• _Exercise directions_
Each entry that follows must be output without any deviation.

[START Data to use]

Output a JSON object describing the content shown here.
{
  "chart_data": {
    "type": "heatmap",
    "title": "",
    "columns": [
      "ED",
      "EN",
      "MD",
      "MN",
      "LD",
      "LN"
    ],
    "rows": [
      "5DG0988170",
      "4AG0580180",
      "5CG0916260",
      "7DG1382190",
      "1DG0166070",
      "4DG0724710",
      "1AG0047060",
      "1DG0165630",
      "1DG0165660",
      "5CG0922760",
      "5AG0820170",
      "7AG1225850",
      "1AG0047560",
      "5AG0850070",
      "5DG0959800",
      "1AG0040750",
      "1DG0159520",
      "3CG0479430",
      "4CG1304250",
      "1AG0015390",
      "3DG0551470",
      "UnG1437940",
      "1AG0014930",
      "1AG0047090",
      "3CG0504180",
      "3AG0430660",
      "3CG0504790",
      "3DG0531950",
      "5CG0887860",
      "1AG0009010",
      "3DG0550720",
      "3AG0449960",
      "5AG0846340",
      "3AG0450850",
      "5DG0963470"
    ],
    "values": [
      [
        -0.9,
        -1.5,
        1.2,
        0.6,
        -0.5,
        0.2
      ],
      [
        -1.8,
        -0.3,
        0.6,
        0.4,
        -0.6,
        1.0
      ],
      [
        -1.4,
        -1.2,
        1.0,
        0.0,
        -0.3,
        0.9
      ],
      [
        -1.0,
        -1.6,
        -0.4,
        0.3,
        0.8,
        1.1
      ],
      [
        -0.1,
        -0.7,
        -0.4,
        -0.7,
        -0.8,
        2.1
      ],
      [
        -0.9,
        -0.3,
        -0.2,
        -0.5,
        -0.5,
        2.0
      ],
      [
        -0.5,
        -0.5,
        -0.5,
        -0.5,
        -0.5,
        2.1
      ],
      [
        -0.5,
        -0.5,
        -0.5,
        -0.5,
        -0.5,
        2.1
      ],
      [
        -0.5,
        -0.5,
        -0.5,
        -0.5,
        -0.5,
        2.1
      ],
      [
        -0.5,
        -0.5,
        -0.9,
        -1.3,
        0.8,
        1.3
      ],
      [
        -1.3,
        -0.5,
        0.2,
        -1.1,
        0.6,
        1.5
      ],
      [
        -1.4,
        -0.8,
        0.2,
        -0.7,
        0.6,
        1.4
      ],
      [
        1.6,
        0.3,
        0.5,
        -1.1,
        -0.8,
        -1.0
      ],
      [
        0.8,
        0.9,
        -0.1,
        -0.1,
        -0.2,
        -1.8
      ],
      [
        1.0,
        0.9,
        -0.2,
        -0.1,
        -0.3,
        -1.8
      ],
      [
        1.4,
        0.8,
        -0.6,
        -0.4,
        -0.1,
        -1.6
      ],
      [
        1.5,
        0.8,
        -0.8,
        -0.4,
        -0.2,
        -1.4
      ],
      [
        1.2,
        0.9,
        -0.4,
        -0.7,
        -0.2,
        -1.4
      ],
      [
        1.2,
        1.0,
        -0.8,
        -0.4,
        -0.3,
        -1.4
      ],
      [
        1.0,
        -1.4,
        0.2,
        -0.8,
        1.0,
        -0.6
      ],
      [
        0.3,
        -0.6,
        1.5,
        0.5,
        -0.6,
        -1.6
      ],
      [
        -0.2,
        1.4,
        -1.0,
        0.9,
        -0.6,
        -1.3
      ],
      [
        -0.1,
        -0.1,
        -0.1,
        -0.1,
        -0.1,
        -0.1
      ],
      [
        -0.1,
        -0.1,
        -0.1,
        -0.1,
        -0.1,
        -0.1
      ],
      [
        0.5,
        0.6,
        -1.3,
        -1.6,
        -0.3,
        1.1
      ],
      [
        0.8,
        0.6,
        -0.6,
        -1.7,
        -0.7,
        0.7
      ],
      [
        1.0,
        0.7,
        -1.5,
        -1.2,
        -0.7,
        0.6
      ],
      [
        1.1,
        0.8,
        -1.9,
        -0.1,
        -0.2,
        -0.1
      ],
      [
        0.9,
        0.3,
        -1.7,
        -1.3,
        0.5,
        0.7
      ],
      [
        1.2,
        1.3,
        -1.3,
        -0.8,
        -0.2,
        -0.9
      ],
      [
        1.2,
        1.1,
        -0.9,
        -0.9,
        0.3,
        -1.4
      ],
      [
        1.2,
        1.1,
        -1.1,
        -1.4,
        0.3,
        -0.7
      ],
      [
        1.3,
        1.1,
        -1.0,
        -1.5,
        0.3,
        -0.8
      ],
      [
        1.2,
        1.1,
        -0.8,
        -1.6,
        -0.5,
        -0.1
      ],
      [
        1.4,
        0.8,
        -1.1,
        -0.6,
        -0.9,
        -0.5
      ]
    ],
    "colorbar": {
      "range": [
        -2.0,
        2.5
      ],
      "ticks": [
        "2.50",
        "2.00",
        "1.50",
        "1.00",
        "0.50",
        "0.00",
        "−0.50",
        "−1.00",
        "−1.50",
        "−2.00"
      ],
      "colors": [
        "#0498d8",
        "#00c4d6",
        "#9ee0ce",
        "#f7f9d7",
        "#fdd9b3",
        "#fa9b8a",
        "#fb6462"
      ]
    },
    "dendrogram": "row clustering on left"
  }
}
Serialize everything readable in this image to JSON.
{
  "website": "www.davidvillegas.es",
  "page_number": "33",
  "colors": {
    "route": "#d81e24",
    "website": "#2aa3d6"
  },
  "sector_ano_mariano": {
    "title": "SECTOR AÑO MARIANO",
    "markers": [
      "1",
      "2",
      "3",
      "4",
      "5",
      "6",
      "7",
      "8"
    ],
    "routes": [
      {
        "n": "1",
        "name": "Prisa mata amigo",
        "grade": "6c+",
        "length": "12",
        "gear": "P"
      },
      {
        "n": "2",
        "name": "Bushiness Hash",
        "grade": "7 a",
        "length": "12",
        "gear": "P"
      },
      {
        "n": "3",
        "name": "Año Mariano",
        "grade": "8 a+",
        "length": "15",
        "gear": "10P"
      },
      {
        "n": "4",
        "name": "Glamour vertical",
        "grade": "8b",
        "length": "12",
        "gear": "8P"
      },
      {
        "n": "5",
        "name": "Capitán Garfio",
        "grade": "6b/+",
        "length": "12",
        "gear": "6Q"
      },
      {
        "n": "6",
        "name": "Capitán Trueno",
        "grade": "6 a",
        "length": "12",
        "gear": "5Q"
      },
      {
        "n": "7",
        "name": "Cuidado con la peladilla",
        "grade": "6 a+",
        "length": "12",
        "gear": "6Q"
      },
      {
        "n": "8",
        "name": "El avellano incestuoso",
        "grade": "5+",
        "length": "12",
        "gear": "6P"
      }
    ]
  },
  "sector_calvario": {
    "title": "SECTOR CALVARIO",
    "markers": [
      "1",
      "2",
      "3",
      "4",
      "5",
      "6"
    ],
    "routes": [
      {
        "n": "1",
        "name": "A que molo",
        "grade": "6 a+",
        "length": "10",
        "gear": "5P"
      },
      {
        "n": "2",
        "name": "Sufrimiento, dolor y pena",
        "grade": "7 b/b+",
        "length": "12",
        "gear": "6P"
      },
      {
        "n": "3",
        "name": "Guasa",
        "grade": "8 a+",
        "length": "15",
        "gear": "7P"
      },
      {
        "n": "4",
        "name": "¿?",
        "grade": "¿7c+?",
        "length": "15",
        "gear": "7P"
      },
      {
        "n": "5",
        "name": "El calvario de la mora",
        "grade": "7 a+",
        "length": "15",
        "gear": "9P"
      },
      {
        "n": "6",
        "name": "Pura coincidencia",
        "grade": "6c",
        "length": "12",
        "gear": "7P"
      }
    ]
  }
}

[END Data to use]

• _Answer in full_
Output a JSON object describing the content shown here.
{
  "chart_data": {
    "type": "heatmap",
    "title": "",
    "columns": [
      "ED",
      "EN",
      "MD",
      "MN",
      "LD",
      "LN"
    ],
    "rows": [
      "5DG0988170",
      "4AG0580180",
      "5CG0916260",
      "7DG1382190",
      "1DG0166070",
      "4DG0724710",
      "1AG0047060",
      "1DG0165630",
      "1DG0165660",
      "5CG0922760",
      "5AG0820170",
      "7AG1225850",
      "1AG0047560",
      "5AG0850070",
      "5DG0959800",
      "1AG0040750",
      "1DG0159520",
      "3CG0479430",
      "4CG1304250",
      "1AG0015390",
      "3DG0551470",
      "UnG1437940",
      "1AG0014930",
      "1AG0047090",
      "3CG0504180",
      "3AG0430660",
      "3CG0504790",
      "3DG0531950",
      "5CG0887860",
      "1AG0009010",
      "3DG0550720",
      "3AG0449960",
      "5AG0846340",
      "3AG0450850",
      "5DG0963470"
    ],
    "values": [
      [
        -0.9,
        -1.5,
        1.2,
        0.6,
        -0.5,
        0.2
      ],
      [
        -1.8,
        -0.3,
        0.6,
        0.4,
        -0.6,
        1.0
      ],
      [
        -1.4,
        -1.2,
        1.0,
        0.0,
        -0.3,
        0.9
      ],
      [
        -1.0,
        -1.6,
        -0.4,
        0.3,
        0.8,
        1.1
      ],
      [
        -0.1,
        -0.7,
        -0.4,
        -0.7,
        -0.8,
        2.1
      ],
      [
        -0.9,
        -0.3,
        -0.2,
        -0.5,
        -0.5,
        2.0
      ],
      [
        -0.5,
        -0.5,
        -0.5,
        -0.5,
        -0.5,
        2.1
      ],
      [
        -0.5,
        -0.5,
        -0.5,
        -0.5,
        -0.5,
        2.1
      ],
      [
        -0.5,
        -0.5,
        -0.5,
        -0.5,
        -0.5,
        2.1
      ],
      [
        -0.5,
        -0.5,
        -0.9,
        -1.3,
        0.8,
        1.3
      ],
      [
        -1.3,
        -0.5,
        0.2,
        -1.1,
        0.6,
        1.5
      ],
      [
        -1.4,
        -0.8,
        0.2,
        -0.7,
        0.6,
        1.4
      ],
      [
        1.6,
        0.3,
        0.5,
        -1.1,
        -0.8,
        -1.0
      ],
      [
        0.8,
        0.9,
        -0.1,
        -0.1,
        -0.2,
        -1.8
      ],
      [
        1.0,
        0.9,
        -0.2,
        -0.1,
        -0.3,
        -1.8
      ],
      [
        1.4,
        0.8,
        -0.6,
        -0.4,
        -0.1,
        -1.6
      ],
      [
        1.5,
        0.8,
        -0.8,
        -0.4,
        -0.2,
        -1.4
      ],
      [
        1.2,
        0.9,
        -0.4,
        -0.7,
        -0.2,
        -1.4
      ],
      [
        1.2,
        1.0,
        -0.8,
        -0.4,
        -0.3,
        -1.4
      ],
      [
        1.0,
        -1.4,
        0.2,
        -0.8,
        1.0,
        -0.6
      ],
      [
        0.3,
        -0.6,
        1.5,
        0.5,
        -0.6,
        -1.6
      ],
      [
        -0.2,
        1.4,
        -1.0,
        0.9,
        -0.6,
        -1.3
      ],
      [
        -0.1,
        -0.1,
        -0.1,
        -0.1,
        -0.1,
        -0.1
      ],
      [
        -0.1,
        -0.1,
        -0.1,
        -0.1,
        -0.1,
        -0.1
      ],
      [
        0.5,
        0.6,
        -1.3,
        -1.6,
        -0.3,
        1.1
      ],
      [
        0.8,
        0.6,
        -0.6,
        -1.7,
        -0.7,
        0.7
      ],
      [
        1.0,
        0.7,
        -1.5,
        -1.2,
        -0.7,
        0.6
      ],
      [
        1.1,
        0.8,
        -1.9,
        -0.1,
        -0.2,
        -0.1
      ],
      [
        0.9,
        0.3,
        -1.7,
        -1.3,
        0.5,
        0.7
      ],
      [
        1.2,
        1.3,
        -1.3,
        -0.8,
        -0.2,
        -0.9
      ],
      [
        1.2,
        1.1,
        -0.9,
        -0.9,
        0.3,
        -1.4
      ],
      [
        1.2,
        1.1,
        -1.1,
        -1.4,
        0.3,
        -0.7
      ],
      [
        1.3,
        1.1,
        -1.0,
        -1.5,
        0.3,
        -0.8
      ],
      [
        1.2,
        1.1,
        -0.8,
        -1.6,
        -0.5,
        -0.1
      ],
      [
        1.4,
        0.8,
        -1.1,
        -0.6,
        -0.9,
        -0.5
      ]
    ],
    "colorbar": {
      "range": [
        -2.0,
        2.5
      ],
      "ticks": [
        "2.50",
        "2.00",
        "1.50",
        "1.00",
        "0.50",
        "0.00",
        "−0.50",
        "−1.00",
        "−1.50",
        "−2.00"
      ],
      "colors": [
        "#0498d8",
        "#00c4d6",
        "#9ee0ce",
        "#f7f9d7",
        "#fdd9b3",
        "#fa9b8a",
        "#fb6462"
      ]
    },
    "dendrogram": "row clustering on left"
  }
}
Serialize everything readable in this image to JSON.
{
  "website": "www.davidvillegas.es",
  "page_number": "33",
  "colors": {
    "route": "#d81e24",
    "website": "#2aa3d6"
  },
  "sector_ano_mariano": {
    "title": "SECTOR AÑO MARIANO",
    "markers": [
      "1",
      "2",
      "3",
      "4",
      "5",
      "6",
      "7",
      "8"
    ],
    "routes": [
      {
        "n": "1",
        "name": "Prisa mata amigo",
        "grade": "6c+",
        "length": "12",
        "gear": "P"
      },
      {
        "n": "2",
        "name": "Bushiness Hash",
        "grade": "7 a",
        "length": "12",
        "gear": "P"
      },
      {
        "n": "3",
        "name": "Año Mariano",
        "grade": "8 a+",
        "length": "15",
        "gear": "10P"
      },
      {
        "n": "4",
        "name": "Glamour vertical",
        "grade": "8b",
        "length": "12",
        "gear": "8P"
      },
      {
        "n": "5",
        "name": "Capitán Garfio",
        "grade": "6b/+",
        "length": "12",
        "gear": "6Q"
      },
      {
        "n": "6",
        "name": "Capitán Trueno",
        "grade": "6 a",
        "length": "12",
        "gear": "5Q"
      },
      {
        "n": "7",
        "name": "Cuidado con la peladilla",
        "grade": "6 a+",
        "length": "12",
        "gear": "6Q"
      },
      {
        "n": "8",
        "name": "El avellano incestuoso",
        "grade": "5+",
        "length": "12",
        "gear": "6P"
      }
    ]
  },
  "sector_calvario": {
    "title": "SECTOR CALVARIO",
    "markers": [
      "1",
      "2",
      "3",
      "4",
      "5",
      "6"
    ],
    "routes": [
      {
        "n": "1",
        "name": "A que molo",
        "grade": "6 a+",
        "length": "10",
        "gear": "5P"
      },
      {
        "n": "2",
        "name": "Sufrimiento, dolor y pena",
        "grade": "7 b/b+",
        "length": "12",
        "gear": "6P"
      },
      {
        "n": "3",
        "name": "Guasa",
        "grade": "8 a+",
        "length": "15",
        "gear": "7P"
      },
      {
        "n": "4",
        "name": "¿?",
        "grade": "¿7c+?",
        "length": "15",
        "gear": "7P"
      },
      {
        "n": "5",
        "name": "El calvario de la mora",
        "grade": "7 a+",
        "length": "15",
        "gear": "9P"
      },
      {
        "n": "6",
        "name": "Pura coincidencia",
        "grade": "6c",
        "length": "12",
        "gear": "7P"
      }
    ]
  }
}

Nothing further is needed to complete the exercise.